▶ INPUT FOR THIS TASK:

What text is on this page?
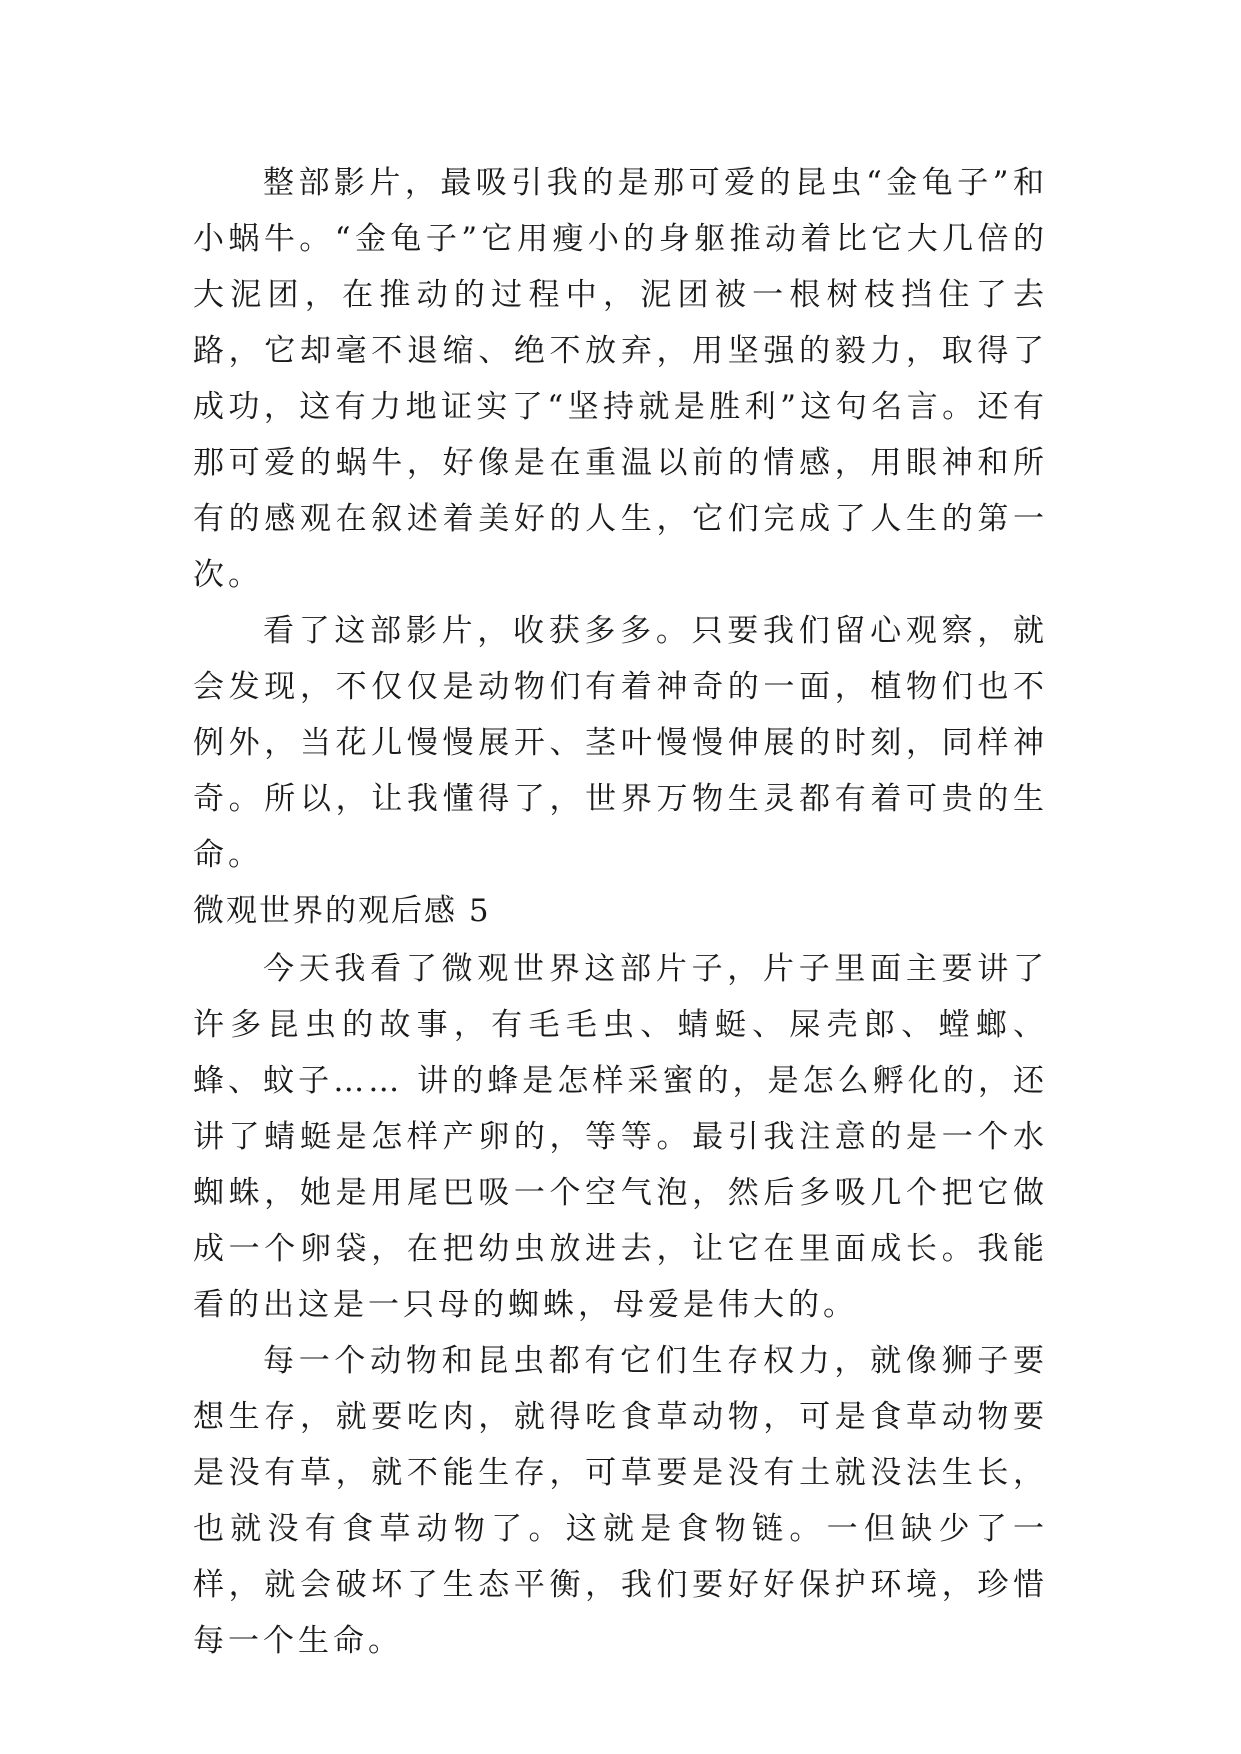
整部影片，最吸引我的是那可爱的昆虫“金龟子”和小蜗牛。“金龟子”它用瘦小的身躯推动着比它大几倍的大泥团，在推动的过程中，泥团被一根树枝挡住了去路，它却毫不退缩、绝不放弃，用坚强的毅力，取得了成功，这有力地证实了“坚持就是胜利”这句名言。还有那可爱的蜗牛，好像是在重温以前的情感，用眼神和所有的感观在叙述着美好的人生，它们完成了人生的第一次。

看了这部影片，收获多多。只要我们留心观察，就会发现，不仅仅是动物们有着神奇的一面，植物们也不例外，当花儿慢慢展开、茎叶慢慢伸展的时刻，同样神奇。所以，让我懂得了，世界万物生灵都有着可贵的生命。

微观世界的观后感 5

今天我看了微观世界这部片子，片子里面主要讲了许多昆虫的故事，有毛毛虫、蜻蜓、屎壳郎、螳螂、蜂、蚊子…… 讲的蜂是怎样采蜜的，是怎么孵化的，还讲了蜻蜓是怎样产卵的，等等。最引我注意的是一个水蜘蛛，她是用尾巴吸一个空气泡，然后多吸几个把它做成一个卵袋，在把幼虫放进去，让它在里面成长。我能看的出这是一只母的蜘蛛，母爱是伟大的。

每一个动物和昆虫都有它们生存权力，就像狮子要想生存，就要吃肉，就得吃食草动物，可是食草动物要是没有草，就不能生存，可草要是没有土就没法生长，也就没有食草动物了。这就是食物链。一但缺少了一样，就会破坏了生态平衡，我们要好好保护环境，珍惜每一个生命。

▶ WHAT YOU NEED TO DO: In your copy of the records, include no pictures; repeat everything else exactly.

▶ TASK OUTPUT:
What text is on this page?
整部影片，最吸引我的是那可爱的昆虫“金龟子”和小蜗牛。“金龟子”它用瘦小的身躯推动着比它大几倍的大泥团，在推动的过程中，泥团被一根树枝挡住了去路，它却毫不退缩、绝不放弃，用坚强的毅力，取得了成功，这有力地证实了“坚持就是胜利”这句名言。还有那可爱的蜗牛，好像是在重温以前的情感，用眼神和所有的感观在叙述着美好的人生，它们完成了人生的第一次。

看了这部影片，收获多多。只要我们留心观察，就会发现，不仅仅是动物们有着神奇的一面，植物们也不例外，当花儿慢慢展开、茎叶慢慢伸展的时刻，同样神奇。所以，让我懂得了，世界万物生灵都有着可贵的生命。

微观世界的观后感 5

今天我看了微观世界这部片子，片子里面主要讲了许多昆虫的故事，有毛毛虫、蜻蜓、屎壳郎、螳螂、蜂、蚊子…… 讲的蜂是怎样采蜜的，是怎么孵化的，还讲了蜻蜓是怎样产卵的，等等。最引我注意的是一个水蜘蛛，她是用尾巴吸一个空气泡，然后多吸几个把它做成一个卵袋，在把幼虫放进去，让它在里面成长。我能看的出这是一只母的蜘蛛，母爱是伟大的。

每一个动物和昆虫都有它们生存权力，就像狮子要想生存，就要吃肉，就得吃食草动物，可是食草动物要是没有草，就不能生存，可草要是没有土就没法生长，也就没有食草动物了。这就是食物链。一但缺少了一样，就会破坏了生态平衡，我们要好好保护环境，珍惜每一个生命。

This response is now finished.